─── Entries ───

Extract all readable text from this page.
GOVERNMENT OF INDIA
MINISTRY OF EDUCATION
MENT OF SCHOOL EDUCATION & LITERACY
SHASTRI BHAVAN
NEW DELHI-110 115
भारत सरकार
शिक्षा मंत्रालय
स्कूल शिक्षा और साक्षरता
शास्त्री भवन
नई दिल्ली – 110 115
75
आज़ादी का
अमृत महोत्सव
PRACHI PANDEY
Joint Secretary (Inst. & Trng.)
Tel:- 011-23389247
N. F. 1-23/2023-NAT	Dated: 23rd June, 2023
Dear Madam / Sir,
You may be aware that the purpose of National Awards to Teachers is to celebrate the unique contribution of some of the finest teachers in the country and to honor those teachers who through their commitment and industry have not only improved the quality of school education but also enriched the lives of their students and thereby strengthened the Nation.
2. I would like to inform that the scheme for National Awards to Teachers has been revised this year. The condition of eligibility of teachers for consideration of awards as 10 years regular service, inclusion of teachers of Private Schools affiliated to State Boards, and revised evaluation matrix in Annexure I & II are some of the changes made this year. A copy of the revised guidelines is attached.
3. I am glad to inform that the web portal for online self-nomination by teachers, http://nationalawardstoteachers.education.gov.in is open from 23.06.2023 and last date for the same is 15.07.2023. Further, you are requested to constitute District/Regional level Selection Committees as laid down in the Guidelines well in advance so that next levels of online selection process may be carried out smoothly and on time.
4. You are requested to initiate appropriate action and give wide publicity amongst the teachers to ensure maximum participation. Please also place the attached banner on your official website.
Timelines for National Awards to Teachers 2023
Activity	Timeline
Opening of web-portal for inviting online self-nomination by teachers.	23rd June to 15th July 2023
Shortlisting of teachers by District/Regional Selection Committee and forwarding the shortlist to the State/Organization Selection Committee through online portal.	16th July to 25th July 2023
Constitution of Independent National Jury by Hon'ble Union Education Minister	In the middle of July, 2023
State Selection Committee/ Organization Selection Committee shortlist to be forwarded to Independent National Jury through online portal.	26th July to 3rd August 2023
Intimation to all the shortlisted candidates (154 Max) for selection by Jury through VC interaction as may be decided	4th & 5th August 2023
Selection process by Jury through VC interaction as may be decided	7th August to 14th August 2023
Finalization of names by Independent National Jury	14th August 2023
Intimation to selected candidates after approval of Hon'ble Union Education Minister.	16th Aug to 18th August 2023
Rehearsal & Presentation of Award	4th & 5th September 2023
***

───

** Task statement **
Tally the lines above that contain the word "attached", and reply with only the number.

** Written response **
2